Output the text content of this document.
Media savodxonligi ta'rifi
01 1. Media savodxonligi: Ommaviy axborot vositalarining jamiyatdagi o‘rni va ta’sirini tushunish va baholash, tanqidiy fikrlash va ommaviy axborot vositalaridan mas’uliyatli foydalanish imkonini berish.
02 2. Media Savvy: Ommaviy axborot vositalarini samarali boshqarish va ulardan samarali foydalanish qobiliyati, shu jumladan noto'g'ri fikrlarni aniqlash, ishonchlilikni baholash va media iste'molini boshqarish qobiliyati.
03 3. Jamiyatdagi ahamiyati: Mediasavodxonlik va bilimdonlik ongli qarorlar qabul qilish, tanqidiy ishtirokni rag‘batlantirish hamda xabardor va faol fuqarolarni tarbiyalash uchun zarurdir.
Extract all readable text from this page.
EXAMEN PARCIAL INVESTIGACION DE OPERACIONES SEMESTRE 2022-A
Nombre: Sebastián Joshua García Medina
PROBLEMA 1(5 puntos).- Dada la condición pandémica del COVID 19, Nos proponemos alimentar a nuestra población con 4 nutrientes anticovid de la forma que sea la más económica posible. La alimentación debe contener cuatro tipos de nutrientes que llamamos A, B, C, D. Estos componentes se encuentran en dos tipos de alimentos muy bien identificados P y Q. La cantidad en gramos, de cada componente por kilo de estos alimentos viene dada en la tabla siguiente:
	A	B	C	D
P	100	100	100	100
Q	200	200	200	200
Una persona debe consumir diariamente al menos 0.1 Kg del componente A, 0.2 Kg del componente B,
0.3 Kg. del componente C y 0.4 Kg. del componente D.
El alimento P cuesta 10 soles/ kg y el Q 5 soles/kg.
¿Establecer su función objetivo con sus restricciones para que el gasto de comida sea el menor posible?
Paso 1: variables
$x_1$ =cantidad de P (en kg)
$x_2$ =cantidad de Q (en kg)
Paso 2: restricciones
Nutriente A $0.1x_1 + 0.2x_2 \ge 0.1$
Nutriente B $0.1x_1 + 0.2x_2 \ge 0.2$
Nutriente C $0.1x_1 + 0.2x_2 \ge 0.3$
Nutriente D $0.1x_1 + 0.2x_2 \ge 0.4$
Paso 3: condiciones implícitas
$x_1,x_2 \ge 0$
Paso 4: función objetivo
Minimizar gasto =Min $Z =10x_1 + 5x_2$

..............................

What needs to be done:
Select the lines that carry the string "this" and copy them.

The reply:
Output the text content of this document.
Extract all readable text from this page.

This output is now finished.